::: PROVIDED RECORDS :::

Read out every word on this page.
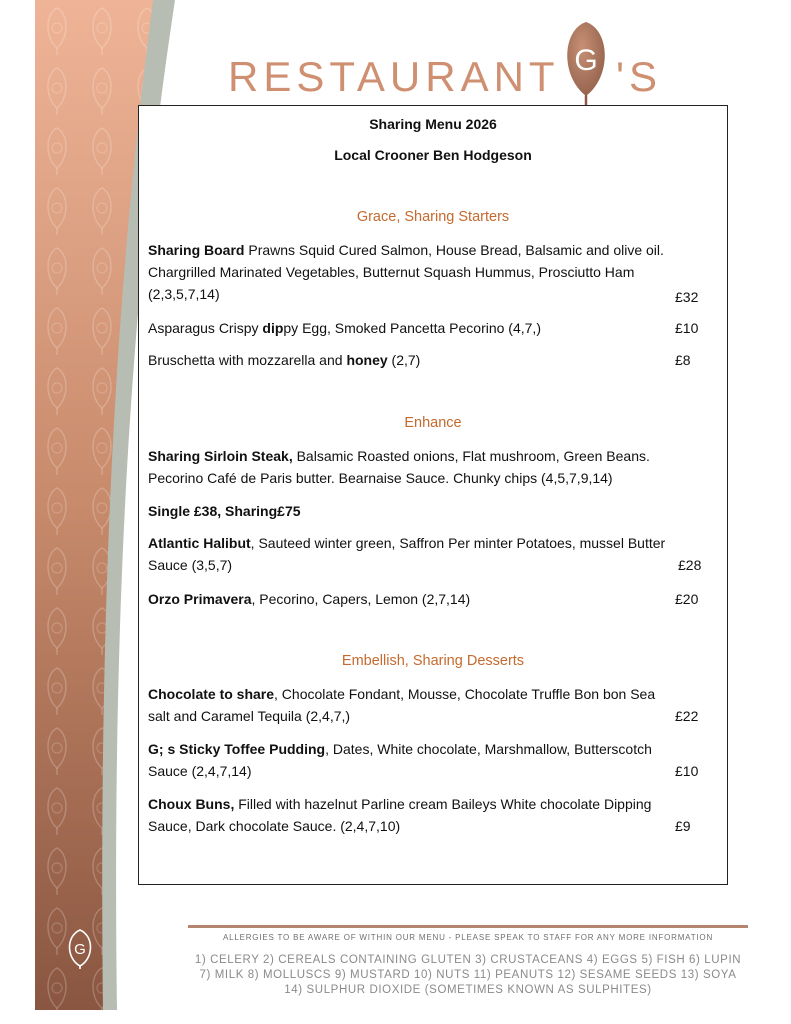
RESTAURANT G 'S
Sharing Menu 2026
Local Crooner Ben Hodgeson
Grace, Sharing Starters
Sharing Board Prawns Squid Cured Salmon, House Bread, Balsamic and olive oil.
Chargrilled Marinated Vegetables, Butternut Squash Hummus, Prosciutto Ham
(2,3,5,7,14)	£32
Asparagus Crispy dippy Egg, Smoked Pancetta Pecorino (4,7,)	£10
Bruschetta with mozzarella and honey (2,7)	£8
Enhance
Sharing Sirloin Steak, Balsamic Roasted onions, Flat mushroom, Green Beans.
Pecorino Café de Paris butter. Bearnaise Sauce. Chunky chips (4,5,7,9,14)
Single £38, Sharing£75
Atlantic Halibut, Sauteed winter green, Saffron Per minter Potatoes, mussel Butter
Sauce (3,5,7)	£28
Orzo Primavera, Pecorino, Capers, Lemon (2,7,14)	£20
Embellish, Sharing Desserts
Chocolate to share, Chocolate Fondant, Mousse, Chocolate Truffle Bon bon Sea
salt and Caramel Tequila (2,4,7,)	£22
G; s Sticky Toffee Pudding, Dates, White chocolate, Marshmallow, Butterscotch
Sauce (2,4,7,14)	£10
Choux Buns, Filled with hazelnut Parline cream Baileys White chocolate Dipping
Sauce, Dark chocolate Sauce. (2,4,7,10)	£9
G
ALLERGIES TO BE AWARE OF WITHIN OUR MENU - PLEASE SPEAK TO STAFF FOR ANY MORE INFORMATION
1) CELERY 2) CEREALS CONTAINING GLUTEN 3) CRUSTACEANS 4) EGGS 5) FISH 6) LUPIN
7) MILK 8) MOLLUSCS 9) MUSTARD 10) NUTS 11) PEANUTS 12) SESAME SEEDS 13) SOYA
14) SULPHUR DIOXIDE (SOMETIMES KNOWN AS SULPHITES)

:::
::: PROVIDED RECORDS :::

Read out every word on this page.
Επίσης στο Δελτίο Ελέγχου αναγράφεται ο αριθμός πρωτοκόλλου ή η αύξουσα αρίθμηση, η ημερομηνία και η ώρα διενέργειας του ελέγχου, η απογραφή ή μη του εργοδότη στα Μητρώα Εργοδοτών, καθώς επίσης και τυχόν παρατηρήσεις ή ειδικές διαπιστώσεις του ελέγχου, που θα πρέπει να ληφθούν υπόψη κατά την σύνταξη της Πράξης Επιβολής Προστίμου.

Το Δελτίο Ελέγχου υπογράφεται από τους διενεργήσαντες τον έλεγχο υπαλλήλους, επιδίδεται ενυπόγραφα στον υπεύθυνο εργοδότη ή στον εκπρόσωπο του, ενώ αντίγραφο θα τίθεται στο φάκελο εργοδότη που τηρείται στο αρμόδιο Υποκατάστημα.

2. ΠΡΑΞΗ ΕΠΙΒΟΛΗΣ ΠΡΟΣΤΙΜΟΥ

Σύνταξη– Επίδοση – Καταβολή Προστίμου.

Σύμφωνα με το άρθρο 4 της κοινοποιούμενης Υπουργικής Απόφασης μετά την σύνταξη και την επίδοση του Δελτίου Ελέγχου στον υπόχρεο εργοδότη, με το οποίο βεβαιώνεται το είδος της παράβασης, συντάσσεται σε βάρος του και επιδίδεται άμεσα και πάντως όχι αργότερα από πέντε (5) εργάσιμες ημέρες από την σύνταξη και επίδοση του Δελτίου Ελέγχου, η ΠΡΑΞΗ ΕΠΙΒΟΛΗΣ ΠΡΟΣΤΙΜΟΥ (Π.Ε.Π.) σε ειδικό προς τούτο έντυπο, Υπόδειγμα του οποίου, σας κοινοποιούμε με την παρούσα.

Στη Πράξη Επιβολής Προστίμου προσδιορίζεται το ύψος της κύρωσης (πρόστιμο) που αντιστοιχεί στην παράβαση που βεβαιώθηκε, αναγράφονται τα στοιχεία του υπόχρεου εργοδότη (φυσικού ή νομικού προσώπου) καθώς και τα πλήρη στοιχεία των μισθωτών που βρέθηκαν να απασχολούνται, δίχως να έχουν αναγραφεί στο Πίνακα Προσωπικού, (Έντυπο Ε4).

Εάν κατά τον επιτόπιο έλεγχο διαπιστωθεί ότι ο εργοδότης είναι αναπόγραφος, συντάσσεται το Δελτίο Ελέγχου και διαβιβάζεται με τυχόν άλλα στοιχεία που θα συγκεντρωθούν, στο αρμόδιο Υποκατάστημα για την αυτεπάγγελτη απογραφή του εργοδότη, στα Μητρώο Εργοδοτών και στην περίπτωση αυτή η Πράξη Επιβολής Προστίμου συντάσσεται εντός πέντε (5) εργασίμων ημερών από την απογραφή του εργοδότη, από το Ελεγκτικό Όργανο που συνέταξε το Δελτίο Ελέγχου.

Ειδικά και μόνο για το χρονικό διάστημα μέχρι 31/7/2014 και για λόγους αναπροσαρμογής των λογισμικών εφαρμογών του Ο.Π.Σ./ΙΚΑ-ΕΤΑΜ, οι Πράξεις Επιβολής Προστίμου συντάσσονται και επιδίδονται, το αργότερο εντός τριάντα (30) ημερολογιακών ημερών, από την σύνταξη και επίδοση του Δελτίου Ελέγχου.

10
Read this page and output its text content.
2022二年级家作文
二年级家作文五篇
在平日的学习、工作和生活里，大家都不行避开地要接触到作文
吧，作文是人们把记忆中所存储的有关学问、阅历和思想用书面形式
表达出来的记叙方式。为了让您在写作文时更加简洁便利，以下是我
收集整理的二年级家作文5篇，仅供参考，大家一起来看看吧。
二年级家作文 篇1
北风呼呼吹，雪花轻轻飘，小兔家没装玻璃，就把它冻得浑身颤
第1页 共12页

:::
::: PROVIDED RECORDS :::

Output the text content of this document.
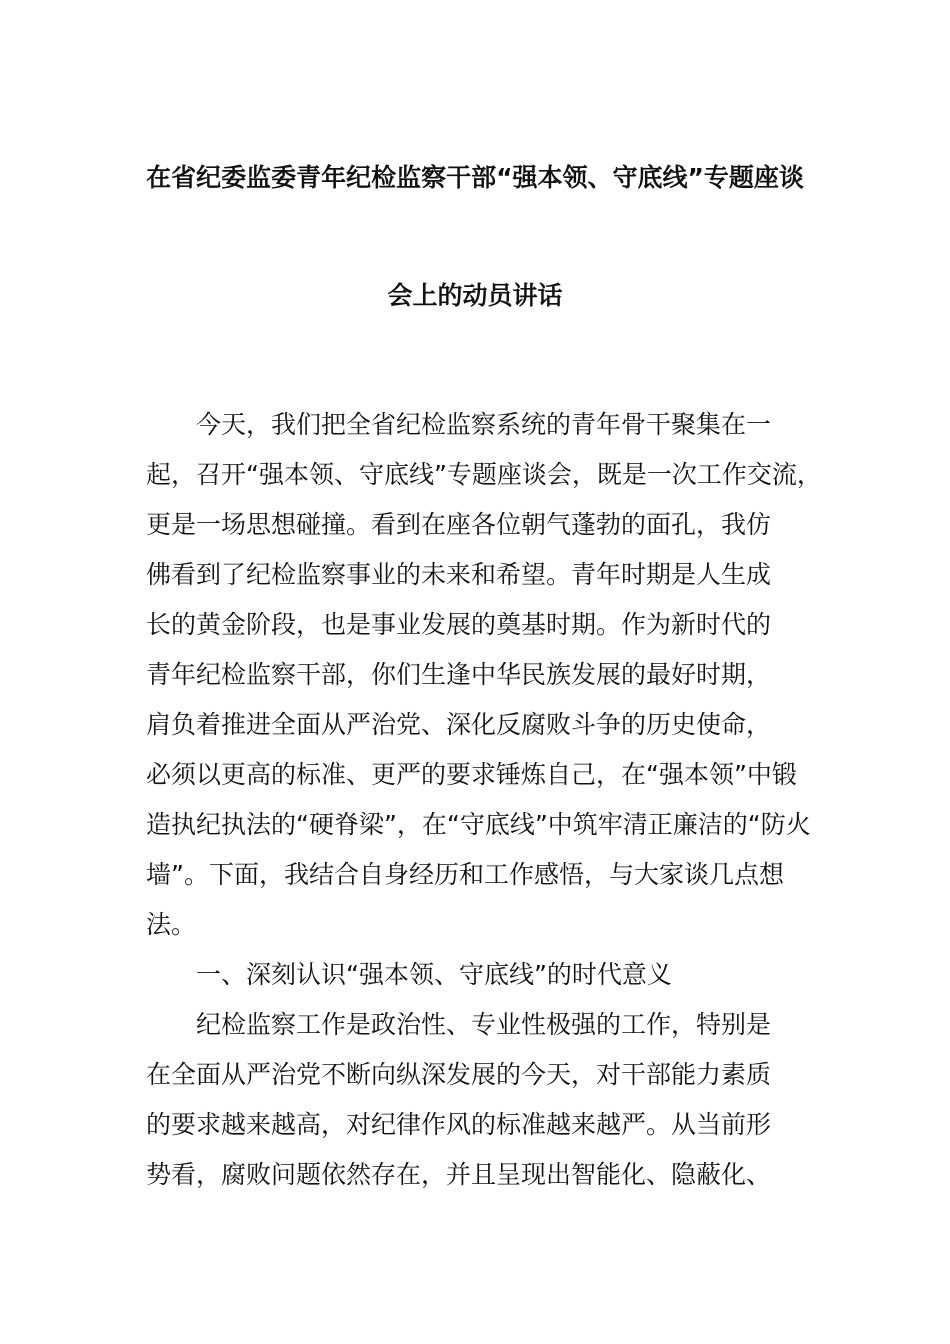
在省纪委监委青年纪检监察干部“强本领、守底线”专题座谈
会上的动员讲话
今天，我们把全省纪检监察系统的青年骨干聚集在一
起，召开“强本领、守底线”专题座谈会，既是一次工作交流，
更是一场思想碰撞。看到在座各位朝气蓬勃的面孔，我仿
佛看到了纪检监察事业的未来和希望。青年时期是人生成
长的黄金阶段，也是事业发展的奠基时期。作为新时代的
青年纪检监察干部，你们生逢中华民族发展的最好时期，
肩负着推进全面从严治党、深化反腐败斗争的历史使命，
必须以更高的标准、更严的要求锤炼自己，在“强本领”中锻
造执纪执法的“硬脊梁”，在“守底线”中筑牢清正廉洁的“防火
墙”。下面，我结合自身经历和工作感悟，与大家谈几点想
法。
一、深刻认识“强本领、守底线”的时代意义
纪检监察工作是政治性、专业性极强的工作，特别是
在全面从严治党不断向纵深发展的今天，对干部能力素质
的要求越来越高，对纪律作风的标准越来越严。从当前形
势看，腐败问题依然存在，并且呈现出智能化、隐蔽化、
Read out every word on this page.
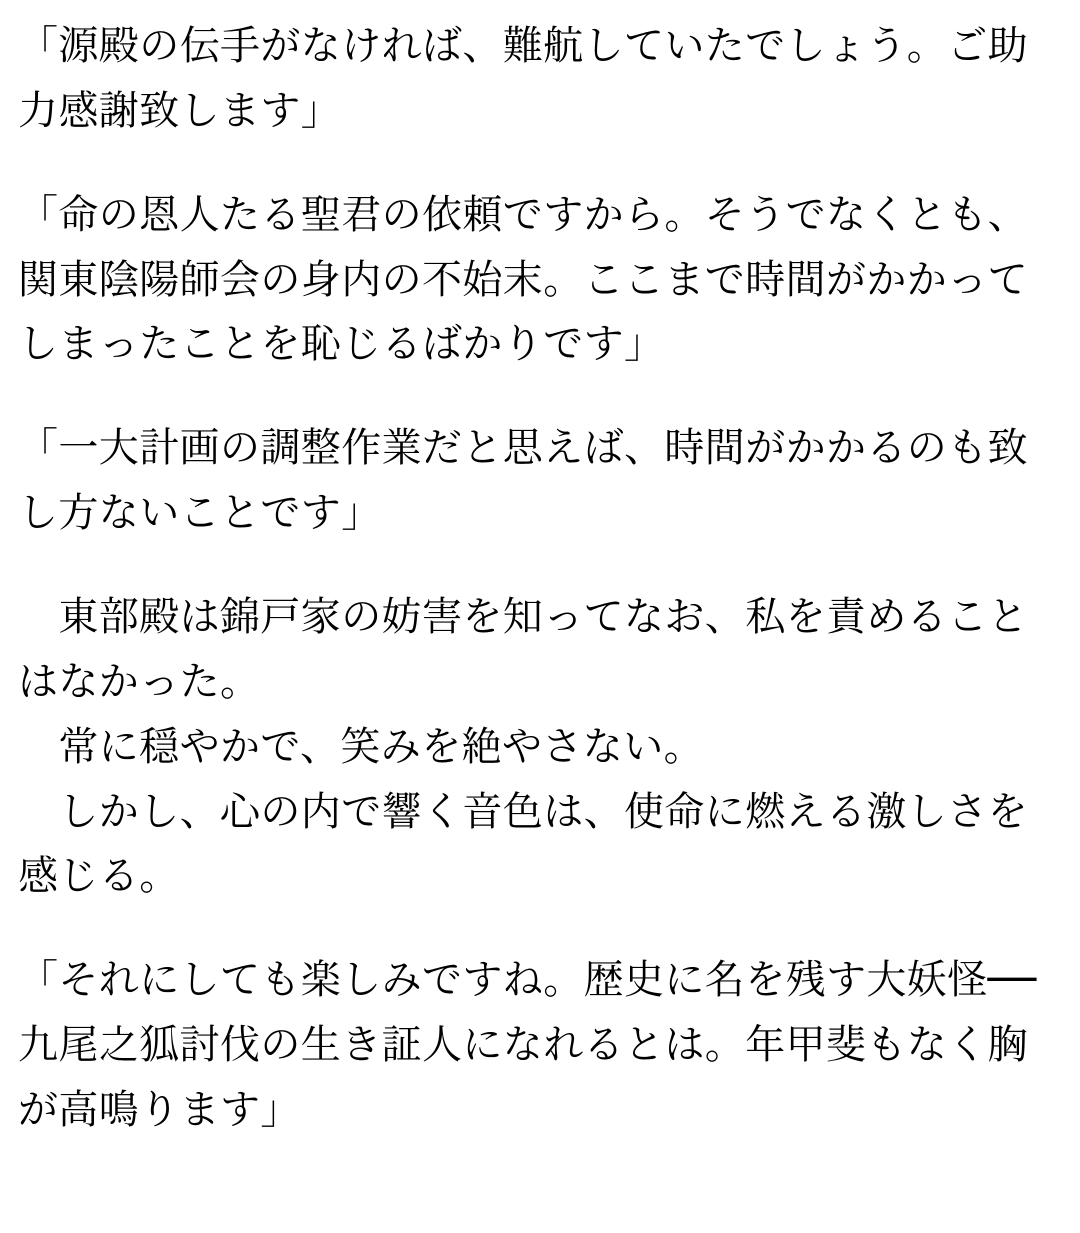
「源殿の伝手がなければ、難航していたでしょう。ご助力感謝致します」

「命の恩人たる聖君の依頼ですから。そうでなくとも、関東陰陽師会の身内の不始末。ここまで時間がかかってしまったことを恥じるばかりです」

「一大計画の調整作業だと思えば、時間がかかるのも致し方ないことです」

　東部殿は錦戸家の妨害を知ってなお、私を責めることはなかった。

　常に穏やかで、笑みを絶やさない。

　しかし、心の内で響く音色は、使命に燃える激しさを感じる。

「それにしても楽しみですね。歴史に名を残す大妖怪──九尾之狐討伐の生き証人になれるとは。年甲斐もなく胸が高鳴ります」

:::

Which lines above contain the word "text"? Copy each of them.

=== TASK ANSWER ===
Read this page and output its text content.
Output the text content of this document.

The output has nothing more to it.